---- EXERCISE INPUTS

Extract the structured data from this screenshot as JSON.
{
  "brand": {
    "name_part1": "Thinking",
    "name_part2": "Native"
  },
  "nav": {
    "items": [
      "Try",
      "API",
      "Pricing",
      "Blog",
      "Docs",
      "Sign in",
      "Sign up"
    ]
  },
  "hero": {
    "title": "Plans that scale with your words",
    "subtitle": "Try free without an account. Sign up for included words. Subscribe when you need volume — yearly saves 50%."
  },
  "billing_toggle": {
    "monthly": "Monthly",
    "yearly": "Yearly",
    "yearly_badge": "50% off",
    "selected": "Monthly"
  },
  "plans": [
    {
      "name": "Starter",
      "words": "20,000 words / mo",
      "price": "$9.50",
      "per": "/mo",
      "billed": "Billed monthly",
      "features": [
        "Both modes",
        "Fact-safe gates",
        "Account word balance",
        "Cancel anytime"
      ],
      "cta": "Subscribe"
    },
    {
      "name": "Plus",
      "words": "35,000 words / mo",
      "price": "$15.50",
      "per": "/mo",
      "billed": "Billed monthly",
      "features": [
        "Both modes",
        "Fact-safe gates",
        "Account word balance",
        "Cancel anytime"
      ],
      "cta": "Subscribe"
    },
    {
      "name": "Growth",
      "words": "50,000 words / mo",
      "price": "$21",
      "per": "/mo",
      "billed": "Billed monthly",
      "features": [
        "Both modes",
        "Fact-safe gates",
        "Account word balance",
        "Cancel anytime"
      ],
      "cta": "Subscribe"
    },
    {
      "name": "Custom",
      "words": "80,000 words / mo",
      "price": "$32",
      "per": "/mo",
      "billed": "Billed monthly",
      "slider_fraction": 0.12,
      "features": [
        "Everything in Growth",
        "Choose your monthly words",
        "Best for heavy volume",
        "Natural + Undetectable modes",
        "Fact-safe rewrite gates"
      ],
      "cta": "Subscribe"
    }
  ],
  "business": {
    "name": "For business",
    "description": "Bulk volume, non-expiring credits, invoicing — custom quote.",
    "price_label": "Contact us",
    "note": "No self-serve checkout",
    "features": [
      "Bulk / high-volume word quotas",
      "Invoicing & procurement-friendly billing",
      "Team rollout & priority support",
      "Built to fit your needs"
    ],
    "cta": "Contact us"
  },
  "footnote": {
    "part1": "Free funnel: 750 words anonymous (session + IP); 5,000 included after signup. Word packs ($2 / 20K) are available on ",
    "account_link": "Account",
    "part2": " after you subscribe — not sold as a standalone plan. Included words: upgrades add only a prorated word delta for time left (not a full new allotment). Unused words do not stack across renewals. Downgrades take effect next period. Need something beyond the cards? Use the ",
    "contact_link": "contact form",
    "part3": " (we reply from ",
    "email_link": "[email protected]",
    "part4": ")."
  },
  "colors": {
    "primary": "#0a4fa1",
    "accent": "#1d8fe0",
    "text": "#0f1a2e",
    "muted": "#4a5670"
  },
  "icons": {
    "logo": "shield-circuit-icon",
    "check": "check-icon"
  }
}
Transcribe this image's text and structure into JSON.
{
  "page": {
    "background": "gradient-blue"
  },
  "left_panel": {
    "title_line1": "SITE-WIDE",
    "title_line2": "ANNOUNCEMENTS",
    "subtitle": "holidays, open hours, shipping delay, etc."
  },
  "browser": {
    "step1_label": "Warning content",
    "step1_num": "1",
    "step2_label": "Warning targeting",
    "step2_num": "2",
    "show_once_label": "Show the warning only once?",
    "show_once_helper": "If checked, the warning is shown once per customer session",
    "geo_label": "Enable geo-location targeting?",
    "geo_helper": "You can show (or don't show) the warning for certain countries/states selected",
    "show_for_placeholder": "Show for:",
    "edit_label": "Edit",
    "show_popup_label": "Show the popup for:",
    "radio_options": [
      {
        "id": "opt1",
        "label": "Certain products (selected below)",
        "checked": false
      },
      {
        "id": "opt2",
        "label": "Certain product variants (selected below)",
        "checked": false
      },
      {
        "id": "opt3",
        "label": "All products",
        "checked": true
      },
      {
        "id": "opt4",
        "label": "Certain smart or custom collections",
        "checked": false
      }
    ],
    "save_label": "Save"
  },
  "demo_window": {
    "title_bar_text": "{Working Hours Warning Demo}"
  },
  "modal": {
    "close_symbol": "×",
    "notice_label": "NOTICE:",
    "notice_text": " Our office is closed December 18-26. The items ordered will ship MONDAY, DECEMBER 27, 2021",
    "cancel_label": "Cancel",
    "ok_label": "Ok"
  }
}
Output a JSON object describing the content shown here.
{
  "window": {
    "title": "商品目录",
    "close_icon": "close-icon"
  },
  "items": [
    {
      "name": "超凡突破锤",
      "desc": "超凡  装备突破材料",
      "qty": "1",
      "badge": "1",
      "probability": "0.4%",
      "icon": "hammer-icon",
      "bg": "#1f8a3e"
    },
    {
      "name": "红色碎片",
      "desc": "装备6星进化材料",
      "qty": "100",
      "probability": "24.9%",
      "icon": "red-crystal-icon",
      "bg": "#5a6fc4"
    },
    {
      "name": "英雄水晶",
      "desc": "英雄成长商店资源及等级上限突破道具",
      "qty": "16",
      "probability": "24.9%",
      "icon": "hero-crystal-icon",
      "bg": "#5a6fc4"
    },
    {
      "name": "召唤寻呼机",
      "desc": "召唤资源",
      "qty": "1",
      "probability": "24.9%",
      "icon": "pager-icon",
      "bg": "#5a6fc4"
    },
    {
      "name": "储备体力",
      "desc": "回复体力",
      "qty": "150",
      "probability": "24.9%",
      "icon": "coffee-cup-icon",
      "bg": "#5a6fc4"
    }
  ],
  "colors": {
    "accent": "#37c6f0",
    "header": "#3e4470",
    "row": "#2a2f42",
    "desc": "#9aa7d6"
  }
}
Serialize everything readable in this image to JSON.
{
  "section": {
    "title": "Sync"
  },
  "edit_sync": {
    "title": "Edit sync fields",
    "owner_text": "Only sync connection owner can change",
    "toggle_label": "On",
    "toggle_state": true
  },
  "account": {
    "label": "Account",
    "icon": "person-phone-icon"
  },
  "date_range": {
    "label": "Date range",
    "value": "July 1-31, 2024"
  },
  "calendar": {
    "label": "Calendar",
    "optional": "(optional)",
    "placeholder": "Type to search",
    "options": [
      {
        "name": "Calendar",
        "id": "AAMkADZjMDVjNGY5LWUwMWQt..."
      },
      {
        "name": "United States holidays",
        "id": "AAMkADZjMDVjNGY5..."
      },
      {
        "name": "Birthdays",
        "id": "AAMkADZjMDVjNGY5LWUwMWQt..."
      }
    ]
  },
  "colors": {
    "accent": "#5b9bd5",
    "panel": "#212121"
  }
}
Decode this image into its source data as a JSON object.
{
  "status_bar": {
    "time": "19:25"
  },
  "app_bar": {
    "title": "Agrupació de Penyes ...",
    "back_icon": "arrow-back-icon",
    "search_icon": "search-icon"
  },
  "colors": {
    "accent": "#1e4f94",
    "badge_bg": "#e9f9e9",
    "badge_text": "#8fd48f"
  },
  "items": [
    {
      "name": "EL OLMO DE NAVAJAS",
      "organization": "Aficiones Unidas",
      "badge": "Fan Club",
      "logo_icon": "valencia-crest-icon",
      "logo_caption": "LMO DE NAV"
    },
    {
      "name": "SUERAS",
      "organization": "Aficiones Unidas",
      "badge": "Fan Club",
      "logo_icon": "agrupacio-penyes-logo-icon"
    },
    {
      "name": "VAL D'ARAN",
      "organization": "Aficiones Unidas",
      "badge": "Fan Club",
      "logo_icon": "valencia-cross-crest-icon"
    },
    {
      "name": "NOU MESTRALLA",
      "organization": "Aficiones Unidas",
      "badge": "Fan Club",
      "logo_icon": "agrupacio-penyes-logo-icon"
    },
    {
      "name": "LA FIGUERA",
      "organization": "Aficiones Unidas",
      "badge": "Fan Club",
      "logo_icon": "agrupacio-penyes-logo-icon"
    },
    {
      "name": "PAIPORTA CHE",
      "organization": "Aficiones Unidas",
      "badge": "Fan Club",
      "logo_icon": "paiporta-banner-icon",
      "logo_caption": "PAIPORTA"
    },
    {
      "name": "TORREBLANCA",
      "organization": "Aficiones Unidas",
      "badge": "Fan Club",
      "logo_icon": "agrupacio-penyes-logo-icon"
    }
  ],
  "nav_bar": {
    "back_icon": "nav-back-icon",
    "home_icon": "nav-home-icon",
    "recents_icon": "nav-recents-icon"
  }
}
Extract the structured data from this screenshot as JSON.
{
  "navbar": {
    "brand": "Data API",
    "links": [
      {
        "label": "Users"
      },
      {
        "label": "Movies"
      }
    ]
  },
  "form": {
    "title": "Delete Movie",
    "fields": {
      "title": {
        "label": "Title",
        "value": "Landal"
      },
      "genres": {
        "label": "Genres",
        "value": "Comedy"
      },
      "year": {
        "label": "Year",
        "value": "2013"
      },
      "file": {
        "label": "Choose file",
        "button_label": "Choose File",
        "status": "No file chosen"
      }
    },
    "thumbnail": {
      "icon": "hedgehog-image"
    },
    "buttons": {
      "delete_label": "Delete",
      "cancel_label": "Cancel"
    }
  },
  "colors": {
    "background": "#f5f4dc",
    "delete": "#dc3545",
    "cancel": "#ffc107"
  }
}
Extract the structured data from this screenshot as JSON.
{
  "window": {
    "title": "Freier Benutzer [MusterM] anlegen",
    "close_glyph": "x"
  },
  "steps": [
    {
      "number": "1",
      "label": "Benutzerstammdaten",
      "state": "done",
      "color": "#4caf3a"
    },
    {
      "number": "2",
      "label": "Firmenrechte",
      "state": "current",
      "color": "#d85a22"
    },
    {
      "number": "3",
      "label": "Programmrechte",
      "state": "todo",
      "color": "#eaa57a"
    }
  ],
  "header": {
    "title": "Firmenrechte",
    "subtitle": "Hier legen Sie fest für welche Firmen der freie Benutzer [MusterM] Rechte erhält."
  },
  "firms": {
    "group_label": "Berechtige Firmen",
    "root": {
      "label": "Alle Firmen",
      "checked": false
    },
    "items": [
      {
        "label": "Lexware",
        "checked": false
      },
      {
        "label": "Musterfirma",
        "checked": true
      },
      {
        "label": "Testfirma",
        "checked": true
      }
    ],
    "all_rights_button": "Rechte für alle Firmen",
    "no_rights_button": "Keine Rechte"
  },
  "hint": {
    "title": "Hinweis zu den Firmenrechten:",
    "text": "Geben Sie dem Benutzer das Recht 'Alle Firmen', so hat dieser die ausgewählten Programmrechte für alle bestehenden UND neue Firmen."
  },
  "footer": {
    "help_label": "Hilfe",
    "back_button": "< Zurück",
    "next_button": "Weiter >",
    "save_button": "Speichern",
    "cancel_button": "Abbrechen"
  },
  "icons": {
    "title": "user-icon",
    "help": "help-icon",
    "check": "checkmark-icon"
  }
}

--------

(WHAT IS EXPECTED)
Search the data above for the word "into", then gather each line in which it appears.

(CORRECT RESULT)
Transcribe this image's text and structure into JSON.
Decode this image into its source data as a JSON object.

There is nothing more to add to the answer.